> WHAT IS ASKED: Find each line with the string "name" and copy it.

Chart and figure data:

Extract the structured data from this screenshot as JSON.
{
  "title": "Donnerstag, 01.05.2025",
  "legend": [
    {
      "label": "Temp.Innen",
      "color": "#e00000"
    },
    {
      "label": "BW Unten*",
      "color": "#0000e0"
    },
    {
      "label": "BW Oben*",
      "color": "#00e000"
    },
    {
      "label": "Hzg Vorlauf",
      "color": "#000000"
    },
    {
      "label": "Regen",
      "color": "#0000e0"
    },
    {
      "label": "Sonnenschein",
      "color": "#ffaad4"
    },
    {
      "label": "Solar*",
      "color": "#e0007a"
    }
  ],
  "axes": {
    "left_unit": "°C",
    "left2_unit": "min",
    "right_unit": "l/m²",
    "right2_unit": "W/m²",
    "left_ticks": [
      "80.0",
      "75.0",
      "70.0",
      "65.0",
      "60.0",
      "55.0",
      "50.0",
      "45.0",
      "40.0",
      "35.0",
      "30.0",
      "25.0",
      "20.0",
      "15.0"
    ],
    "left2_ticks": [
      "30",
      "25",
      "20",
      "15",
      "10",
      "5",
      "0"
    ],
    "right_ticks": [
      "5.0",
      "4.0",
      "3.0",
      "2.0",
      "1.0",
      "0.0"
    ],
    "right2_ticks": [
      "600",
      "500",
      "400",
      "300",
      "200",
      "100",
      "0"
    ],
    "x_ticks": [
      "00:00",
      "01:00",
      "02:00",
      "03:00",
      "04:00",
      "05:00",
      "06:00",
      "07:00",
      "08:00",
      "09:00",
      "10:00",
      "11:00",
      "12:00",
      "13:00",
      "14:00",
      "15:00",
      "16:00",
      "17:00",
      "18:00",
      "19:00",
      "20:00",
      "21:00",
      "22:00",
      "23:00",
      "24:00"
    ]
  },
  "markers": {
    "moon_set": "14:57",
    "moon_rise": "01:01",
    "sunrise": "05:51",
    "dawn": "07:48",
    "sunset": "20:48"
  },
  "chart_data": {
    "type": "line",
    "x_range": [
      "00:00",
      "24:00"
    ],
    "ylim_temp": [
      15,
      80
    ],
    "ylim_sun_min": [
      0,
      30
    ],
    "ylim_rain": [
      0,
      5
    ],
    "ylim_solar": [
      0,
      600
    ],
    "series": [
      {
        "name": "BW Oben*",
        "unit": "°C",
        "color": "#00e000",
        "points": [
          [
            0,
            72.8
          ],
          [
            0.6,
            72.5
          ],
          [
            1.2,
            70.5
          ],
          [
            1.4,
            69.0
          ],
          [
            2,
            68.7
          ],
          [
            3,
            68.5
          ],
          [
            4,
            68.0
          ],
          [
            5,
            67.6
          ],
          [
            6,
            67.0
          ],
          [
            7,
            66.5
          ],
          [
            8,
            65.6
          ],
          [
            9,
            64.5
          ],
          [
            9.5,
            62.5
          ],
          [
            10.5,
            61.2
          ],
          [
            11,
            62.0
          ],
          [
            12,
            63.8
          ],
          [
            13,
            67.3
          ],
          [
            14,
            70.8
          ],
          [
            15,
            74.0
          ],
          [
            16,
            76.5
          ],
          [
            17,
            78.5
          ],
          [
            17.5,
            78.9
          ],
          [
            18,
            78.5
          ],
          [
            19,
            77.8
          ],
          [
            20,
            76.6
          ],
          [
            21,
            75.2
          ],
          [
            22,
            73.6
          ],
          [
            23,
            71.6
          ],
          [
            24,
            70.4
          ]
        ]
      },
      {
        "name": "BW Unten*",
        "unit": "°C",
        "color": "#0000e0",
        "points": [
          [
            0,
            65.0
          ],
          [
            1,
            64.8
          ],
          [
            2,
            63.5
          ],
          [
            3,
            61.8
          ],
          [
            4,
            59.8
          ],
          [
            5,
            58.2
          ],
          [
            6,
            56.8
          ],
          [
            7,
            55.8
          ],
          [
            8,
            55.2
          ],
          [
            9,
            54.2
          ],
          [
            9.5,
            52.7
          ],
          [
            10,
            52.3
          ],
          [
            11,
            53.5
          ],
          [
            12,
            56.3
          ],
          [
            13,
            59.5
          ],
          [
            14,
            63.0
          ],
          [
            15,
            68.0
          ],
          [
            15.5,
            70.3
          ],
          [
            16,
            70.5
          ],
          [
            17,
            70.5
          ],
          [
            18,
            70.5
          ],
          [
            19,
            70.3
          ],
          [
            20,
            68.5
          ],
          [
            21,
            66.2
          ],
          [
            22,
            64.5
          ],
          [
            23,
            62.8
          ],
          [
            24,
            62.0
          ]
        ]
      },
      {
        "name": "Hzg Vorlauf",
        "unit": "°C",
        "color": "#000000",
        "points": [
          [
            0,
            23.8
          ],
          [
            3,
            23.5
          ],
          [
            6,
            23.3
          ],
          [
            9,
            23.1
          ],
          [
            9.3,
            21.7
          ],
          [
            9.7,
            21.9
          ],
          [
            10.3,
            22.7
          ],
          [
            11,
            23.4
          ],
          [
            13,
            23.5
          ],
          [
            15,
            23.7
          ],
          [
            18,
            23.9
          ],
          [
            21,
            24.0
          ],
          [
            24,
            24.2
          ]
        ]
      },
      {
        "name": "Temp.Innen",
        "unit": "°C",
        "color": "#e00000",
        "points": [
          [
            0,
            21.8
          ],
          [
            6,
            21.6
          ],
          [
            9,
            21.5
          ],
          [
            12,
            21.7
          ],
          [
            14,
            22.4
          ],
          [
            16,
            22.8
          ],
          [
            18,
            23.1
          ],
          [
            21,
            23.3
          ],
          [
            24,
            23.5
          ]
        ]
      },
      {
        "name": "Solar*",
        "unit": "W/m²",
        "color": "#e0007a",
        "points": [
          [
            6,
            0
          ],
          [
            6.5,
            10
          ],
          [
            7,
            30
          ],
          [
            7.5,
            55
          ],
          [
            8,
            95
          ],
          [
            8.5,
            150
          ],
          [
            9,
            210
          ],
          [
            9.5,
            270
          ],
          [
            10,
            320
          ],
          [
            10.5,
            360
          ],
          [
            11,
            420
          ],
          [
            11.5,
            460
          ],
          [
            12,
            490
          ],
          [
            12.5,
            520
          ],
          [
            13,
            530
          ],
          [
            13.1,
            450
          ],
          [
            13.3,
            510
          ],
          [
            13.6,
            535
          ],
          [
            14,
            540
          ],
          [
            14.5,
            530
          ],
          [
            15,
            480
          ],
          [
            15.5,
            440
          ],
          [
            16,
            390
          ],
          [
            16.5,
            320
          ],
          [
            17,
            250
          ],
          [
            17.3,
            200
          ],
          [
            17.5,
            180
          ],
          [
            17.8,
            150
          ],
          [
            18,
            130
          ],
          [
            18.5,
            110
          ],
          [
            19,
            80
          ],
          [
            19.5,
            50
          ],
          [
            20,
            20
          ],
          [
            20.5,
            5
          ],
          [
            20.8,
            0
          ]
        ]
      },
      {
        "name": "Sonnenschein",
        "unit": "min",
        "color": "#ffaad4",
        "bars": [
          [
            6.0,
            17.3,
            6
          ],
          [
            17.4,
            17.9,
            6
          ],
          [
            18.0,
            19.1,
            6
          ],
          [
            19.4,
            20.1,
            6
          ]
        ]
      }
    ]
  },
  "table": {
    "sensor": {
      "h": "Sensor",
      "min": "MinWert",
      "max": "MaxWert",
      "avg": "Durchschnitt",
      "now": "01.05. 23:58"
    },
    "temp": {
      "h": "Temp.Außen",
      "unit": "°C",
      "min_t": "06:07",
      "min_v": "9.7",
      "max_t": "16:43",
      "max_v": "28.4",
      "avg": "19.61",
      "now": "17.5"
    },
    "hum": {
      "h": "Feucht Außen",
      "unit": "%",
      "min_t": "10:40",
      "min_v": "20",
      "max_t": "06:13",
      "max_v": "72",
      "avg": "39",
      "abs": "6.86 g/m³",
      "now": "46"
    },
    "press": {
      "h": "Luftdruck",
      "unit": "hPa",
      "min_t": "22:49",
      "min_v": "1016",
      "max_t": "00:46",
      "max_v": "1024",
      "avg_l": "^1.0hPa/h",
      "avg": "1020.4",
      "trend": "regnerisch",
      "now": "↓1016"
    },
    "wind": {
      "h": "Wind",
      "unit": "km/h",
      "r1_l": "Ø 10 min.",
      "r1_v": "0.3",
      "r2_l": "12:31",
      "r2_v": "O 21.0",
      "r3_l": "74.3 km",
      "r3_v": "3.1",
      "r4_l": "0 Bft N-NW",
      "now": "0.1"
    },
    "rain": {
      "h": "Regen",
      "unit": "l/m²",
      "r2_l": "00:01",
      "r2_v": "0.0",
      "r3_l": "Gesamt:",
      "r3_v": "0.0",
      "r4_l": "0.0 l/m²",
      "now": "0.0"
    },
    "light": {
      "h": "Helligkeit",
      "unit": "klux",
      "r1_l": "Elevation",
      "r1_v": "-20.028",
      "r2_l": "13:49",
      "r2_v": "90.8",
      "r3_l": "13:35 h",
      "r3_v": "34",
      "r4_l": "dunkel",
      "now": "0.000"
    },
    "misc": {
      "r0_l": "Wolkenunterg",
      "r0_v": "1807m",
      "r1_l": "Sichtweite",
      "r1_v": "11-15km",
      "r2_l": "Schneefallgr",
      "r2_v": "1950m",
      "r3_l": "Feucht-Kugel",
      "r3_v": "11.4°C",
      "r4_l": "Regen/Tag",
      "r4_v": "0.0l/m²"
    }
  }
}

> TASK OUTPUT:
        "name": "BW Oben*",
        "name": "BW Unten*",
        "name": "Hzg Vorlauf",
        "name": "Temp.Innen",
        "name": "Solar*",
        "name": "Sonnenschein",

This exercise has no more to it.